>> Start Provided material
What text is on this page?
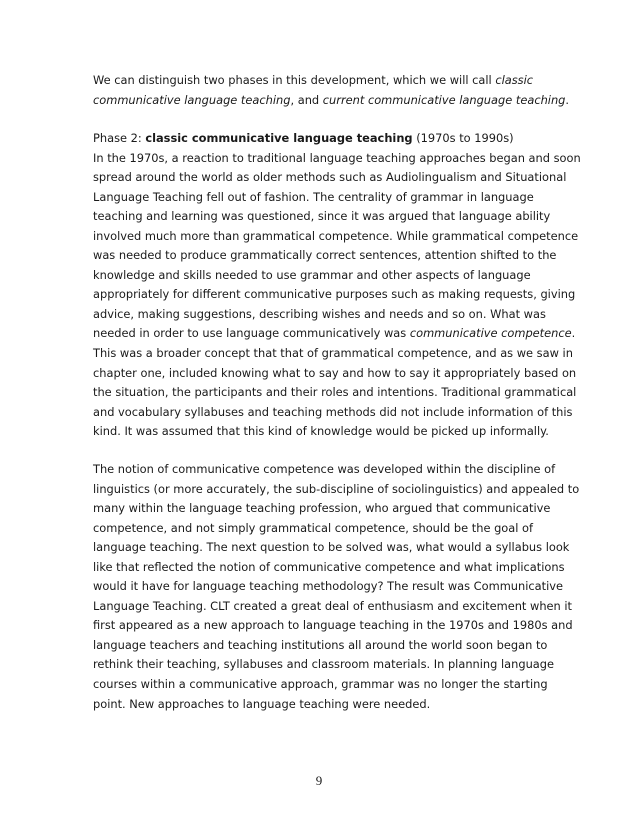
We can distinguish two phases in this development, which we will call classic
communicative language teaching, and current communicative language teaching.
Phase 2: classic communicative language teaching (1970s to 1990s)
In the 1970s, a reaction to traditional language teaching approaches began and soon
spread around the world as older methods such as Audiolingualism and Situational
Language Teaching fell out of fashion. The centrality of grammar in language
teaching and learning was questioned, since it was argued that language ability
involved much more than grammatical competence. While grammatical competence
was needed to produce grammatically correct sentences, attention shifted to the
knowledge and skills needed to use grammar and other aspects of language
appropriately for different communicative purposes such as making requests, giving
advice, making suggestions, describing wishes and needs and so on. What was
needed in order to use language communicatively was communicative competence.
This was a broader concept that that of grammatical competence, and as we saw in
chapter one, included knowing what to say and how to say it appropriately based on
the situation, the participants and their roles and intentions. Traditional grammatical
and vocabulary syllabuses and teaching methods did not include information of this
kind. It was assumed that this kind of knowledge would be picked up informally.
The notion of communicative competence was developed within the discipline of
linguistics (or more accurately, the sub-discipline of sociolinguistics) and appealed to
many within the language teaching profession, who argued that communicative
competence, and not simply grammatical competence, should be the goal of
language teaching. The next question to be solved was, what would a syllabus look
like that reflected the notion of communicative competence and what implications
would it have for language teaching methodology? The result was Communicative
Language Teaching. CLT created a great deal of enthusiasm and excitement when it
first appeared as a new approach to language teaching in the 1970s and 1980s and
language teachers and teaching institutions all around the world soon began to
rethink their teaching, syllabuses and classroom materials. In planning language
courses within a communicative approach, grammar was no longer the starting
point. New approaches to language teaching were needed.
9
>> End Provided material
▶ _Objective_: Reproduce each entry precisely, dropping only the pictures.

▶ _Task solution_:
What text is on this page?
We can distinguish two phases in this development, which we will call classic
communicative language teaching, and current communicative language teaching.
Phase 2: classic communicative language teaching (1970s to 1990s)
In the 1970s, a reaction to traditional language teaching approaches began and soon
spread around the world as older methods such as Audiolingualism and Situational
Language Teaching fell out of fashion. The centrality of grammar in language
teaching and learning was questioned, since it was argued that language ability
involved much more than grammatical competence. While grammatical competence
was needed to produce grammatically correct sentences, attention shifted to the
knowledge and skills needed to use grammar and other aspects of language
appropriately for different communicative purposes such as making requests, giving
advice, making suggestions, describing wishes and needs and so on. What was
needed in order to use language communicatively was communicative competence.
This was a broader concept that that of grammatical competence, and as we saw in
chapter one, included knowing what to say and how to say it appropriately based on
the situation, the participants and their roles and intentions. Traditional grammatical
and vocabulary syllabuses and teaching methods did not include information of this
kind. It was assumed that this kind of knowledge would be picked up informally.
The notion of communicative competence was developed within the discipline of
linguistics (or more accurately, the sub-discipline of sociolinguistics) and appealed to
many within the language teaching profession, who argued that communicative
competence, and not simply grammatical competence, should be the goal of
language teaching. The next question to be solved was, what would a syllabus look
like that reflected the notion of communicative competence and what implications
would it have for language teaching methodology? The result was Communicative
Language Teaching. CLT created a great deal of enthusiasm and excitement when it
first appeared as a new approach to language teaching in the 1970s and 1980s and
language teachers and teaching institutions all around the world soon began to
rethink their teaching, syllabuses and classroom materials. In planning language
courses within a communicative approach, grammar was no longer the starting
point. New approaches to language teaching were needed.
9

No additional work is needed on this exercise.